* [SELECTED TEXT]
- - -
Architecture that’s as friendly as it is trendy, art by Riyas Komu, music by T.M. Krishna…is that a government school? Yes, this one in Kozhikode busts all stereotypes.

In 1986, the Malayalam film Doore Doore Oru Koodu Koottaam, a satirical and quite hilarious commentary on the state of education and schools in Kerala of the time, won the national award in the ‘Best Film on Social Issues’ category. The Mohanlal starrer, set in rural Kerala, showed a school in utter decrepitude in all aspects—the building in shambles, leaky roofs, broken desks and benches, students bereft of any sort of higher ambition save availing the free mid-day meals, and teachers engaged in lucrative side-businesses during school hours—the character played by Mohanlal himself arrives there with a fake certificate….

And this was Kerala, which had long made a name for its universal commitment to a culture of education and literacy.

When the education scene changed as part of the post-1991 neo-liberalisation tide in the country, in Kerala the sector came to be overridden by religious institutions that were granted near-complete autonomy over school managements. The inner character of education changed as the “functions or responsibilities previously owned or carried out by the State” were handed over to private actors. Things were driven by a narrower vision—more coloured by the functionalist, job market-oriented, professional education logic than one anchored in a social, humanistic one.
- - -
* [ENTRIES SUPPLIED]

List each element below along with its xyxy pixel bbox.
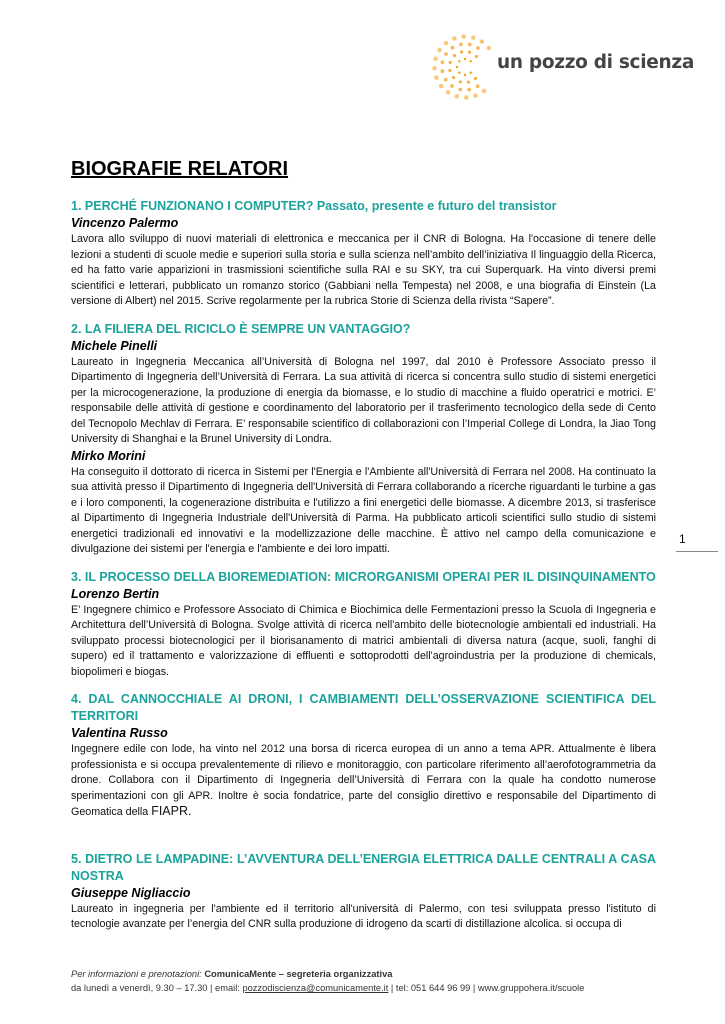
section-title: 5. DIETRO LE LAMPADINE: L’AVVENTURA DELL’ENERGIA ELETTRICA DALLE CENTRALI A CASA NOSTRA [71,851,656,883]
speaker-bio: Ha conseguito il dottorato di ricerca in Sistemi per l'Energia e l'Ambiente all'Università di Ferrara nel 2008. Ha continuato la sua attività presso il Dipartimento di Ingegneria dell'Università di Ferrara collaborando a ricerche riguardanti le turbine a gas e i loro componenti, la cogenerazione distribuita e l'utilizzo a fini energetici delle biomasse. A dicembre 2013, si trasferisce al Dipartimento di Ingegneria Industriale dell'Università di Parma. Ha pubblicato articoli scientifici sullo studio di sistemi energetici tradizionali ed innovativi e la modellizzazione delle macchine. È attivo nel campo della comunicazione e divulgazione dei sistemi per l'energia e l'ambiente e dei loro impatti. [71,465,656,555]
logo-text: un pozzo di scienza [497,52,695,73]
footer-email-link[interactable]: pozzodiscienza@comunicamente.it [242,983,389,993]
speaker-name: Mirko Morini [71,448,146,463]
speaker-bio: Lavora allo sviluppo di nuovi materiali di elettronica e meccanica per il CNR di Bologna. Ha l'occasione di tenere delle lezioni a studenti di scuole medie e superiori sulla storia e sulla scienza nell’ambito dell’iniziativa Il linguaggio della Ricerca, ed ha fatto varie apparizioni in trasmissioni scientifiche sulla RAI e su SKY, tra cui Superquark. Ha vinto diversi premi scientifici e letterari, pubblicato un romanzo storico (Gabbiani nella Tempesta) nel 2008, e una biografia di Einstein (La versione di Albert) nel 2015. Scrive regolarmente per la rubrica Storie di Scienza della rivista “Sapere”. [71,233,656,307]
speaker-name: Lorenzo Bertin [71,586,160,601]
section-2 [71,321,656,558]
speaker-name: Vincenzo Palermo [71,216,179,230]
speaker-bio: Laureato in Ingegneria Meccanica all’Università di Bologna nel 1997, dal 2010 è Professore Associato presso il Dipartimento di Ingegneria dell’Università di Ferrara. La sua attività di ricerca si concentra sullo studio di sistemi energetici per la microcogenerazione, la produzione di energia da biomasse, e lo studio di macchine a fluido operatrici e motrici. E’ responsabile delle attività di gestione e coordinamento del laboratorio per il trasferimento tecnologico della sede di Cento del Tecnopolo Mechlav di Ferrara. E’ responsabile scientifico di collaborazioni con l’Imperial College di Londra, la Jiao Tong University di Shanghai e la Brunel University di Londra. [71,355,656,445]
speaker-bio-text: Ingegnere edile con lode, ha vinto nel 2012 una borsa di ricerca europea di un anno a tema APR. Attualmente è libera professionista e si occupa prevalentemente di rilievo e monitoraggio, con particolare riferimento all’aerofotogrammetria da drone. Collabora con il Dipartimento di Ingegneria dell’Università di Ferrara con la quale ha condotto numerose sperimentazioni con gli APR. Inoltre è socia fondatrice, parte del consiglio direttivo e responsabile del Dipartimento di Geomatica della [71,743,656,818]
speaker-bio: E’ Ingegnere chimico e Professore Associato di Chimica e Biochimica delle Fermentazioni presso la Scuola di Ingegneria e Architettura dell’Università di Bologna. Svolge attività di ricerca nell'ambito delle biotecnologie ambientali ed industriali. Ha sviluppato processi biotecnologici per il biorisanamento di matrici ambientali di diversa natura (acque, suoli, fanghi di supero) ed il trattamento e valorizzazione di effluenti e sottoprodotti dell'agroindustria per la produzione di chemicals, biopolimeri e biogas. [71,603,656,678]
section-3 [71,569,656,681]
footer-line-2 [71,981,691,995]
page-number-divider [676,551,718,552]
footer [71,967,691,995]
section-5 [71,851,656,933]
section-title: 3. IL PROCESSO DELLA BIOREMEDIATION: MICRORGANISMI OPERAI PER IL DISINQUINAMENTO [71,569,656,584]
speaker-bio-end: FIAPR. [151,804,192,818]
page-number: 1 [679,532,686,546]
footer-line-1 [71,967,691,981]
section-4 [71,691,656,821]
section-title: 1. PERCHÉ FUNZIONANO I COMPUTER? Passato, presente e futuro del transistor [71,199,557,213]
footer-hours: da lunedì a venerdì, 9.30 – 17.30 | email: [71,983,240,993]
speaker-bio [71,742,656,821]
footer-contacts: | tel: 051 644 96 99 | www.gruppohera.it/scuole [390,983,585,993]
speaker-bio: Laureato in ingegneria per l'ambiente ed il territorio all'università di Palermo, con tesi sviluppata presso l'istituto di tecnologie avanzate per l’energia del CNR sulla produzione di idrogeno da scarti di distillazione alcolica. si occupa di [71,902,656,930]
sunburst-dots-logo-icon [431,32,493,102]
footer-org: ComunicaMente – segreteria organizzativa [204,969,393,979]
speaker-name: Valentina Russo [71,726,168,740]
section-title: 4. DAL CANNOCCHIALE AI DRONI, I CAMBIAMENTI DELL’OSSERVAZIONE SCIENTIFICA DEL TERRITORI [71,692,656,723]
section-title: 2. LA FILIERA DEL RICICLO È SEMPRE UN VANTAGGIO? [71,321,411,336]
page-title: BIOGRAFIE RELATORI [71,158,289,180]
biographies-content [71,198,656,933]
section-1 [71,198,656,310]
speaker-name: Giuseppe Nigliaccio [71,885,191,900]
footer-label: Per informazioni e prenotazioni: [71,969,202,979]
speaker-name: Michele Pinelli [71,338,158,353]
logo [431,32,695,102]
- - -
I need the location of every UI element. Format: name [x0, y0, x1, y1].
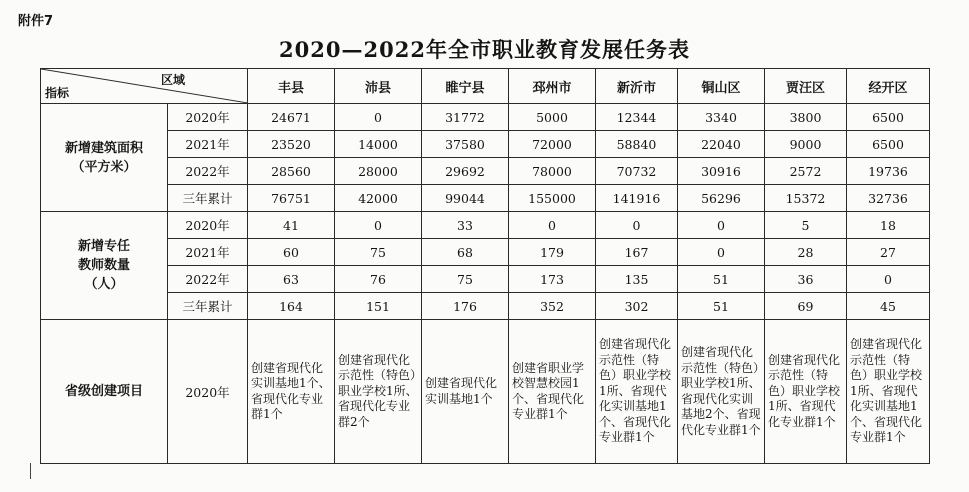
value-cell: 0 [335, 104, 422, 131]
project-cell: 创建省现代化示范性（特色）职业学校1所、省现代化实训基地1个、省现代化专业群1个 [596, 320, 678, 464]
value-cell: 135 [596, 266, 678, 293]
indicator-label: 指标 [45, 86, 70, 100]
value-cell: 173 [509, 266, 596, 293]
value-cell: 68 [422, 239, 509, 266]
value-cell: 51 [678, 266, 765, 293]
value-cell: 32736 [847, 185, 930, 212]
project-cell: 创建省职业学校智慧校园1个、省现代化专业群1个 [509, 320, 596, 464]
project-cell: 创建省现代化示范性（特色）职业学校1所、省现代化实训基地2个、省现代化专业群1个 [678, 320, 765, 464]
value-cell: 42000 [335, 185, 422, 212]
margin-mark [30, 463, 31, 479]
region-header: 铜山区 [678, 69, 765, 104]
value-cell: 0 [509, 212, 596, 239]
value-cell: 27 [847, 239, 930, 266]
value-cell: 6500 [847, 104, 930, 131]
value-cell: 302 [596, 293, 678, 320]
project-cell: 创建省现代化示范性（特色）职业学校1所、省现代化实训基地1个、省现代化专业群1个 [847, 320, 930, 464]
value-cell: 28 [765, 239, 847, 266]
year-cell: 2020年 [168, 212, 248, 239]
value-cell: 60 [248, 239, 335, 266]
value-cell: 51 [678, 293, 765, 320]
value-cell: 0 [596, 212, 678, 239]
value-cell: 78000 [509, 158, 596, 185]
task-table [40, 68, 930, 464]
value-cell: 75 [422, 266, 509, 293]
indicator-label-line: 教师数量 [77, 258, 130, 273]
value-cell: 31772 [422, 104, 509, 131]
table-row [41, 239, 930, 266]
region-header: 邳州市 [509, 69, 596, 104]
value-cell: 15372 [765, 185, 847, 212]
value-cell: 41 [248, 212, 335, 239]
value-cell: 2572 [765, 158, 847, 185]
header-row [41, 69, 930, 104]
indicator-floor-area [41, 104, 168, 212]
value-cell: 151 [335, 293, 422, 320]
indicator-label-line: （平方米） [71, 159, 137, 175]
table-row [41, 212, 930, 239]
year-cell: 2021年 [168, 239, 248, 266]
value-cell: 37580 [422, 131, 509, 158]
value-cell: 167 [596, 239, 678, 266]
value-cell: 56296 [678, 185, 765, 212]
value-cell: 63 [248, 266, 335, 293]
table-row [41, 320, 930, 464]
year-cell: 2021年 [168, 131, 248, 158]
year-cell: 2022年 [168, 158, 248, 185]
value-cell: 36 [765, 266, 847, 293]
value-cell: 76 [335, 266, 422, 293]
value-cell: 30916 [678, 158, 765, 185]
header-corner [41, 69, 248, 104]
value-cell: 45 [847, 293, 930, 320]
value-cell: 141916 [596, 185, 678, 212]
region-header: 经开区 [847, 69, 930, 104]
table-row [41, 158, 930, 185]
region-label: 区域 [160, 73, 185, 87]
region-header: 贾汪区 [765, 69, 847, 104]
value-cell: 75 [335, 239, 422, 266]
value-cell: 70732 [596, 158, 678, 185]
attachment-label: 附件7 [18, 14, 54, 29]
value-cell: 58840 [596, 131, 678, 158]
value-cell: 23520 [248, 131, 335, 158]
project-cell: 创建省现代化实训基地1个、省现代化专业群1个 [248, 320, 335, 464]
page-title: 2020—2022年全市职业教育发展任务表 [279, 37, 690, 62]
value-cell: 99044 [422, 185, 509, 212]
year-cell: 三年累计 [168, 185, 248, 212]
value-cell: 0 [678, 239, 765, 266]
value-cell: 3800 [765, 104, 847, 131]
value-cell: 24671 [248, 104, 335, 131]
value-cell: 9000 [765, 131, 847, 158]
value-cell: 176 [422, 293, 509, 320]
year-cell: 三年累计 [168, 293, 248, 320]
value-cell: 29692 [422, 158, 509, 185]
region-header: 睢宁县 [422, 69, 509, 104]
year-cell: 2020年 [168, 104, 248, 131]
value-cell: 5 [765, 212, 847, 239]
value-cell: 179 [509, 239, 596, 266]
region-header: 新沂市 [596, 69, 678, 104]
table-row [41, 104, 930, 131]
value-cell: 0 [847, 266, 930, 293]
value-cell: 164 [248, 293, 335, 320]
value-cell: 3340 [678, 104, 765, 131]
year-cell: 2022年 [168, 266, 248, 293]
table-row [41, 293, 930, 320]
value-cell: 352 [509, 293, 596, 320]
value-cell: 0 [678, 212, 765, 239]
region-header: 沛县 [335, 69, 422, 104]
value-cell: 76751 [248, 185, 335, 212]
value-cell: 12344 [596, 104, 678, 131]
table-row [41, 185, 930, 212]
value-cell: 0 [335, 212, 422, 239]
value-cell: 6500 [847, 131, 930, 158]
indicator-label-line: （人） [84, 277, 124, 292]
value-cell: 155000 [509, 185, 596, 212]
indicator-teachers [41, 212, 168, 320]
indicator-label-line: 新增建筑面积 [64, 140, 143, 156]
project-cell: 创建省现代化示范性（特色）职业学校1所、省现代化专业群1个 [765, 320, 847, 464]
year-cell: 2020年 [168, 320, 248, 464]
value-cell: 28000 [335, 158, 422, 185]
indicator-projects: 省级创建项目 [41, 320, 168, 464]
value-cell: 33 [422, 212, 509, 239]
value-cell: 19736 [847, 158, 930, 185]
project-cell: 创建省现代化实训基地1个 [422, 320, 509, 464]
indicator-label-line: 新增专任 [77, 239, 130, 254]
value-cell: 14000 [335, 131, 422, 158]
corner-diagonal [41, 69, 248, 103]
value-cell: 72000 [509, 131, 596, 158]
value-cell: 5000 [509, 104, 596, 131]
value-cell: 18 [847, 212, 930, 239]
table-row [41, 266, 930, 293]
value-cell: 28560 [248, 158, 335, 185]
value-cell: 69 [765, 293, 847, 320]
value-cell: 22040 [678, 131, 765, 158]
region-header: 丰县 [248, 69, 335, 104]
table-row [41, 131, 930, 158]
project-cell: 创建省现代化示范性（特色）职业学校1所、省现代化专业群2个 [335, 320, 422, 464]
- - -
* [INSTRUCTION 1]
Answer these from the text on schools in Kerala, one line each:
(a) In what year did the film Doore Doore Oru Koodu Koottaam win the national award?
(b) In which category did it win?
(c) After the post-1991 changes, what kind of institutions came to override the education sector in Kerala?
* [INSTRUCTION 2] Carry the text on schools in Kerala forward from its final sentence, in the same voice.

* [WRITTEN RESPONSE 1]
(a) 1986
(b) ‘Best Film on Social Issues’
(c) Religious institutions, which were granted near-complete autonomy over school managements

* [WRITTEN RESPONSE 2]
The results of the State’s retreat were not surprising. Although adopted with the primary objective of redressing the lacunae in the earlier system, the new education system soon veered into the high lane of profiteering. The notion of education as a basic human right was trampled upon and it fell out of reach of the economically and socially backward. 

Even in this scenario, such was the innate education consciousness among Malayalis that many poor parents secured private school admissions by paying huge “donations” that they managed by selling their valuables. But that scarcely did anything beyond securing admissions: the class divide manifested itself in various ways in the exclusionary atmosphere of private schools.

In order to boost their schools’ ratings, private institutions burdened their students beyond limit. The system churned out regular batches of “egotistic specialists”, focused on exam success and bereft of essential social/practical experience and wisdom. Also, religious symbolism/observances/biases crept into schools as never before, alienating the students and parents hailing from other backgrounds. The old universalist atmosphere was slowly, but surely, dissipating and giving way to our contemporary, polarised world.


It took nearly two decades of this uneasy, but not always directly tangible trend peaking in Kerala for conversations to begin stirring around how private schools had divided Kerala society into education haves and have-nots at one level, and fostered sectarian/communal thinking in society at another, and how both in combination could eventually undermine our democratic polity if left unchecked.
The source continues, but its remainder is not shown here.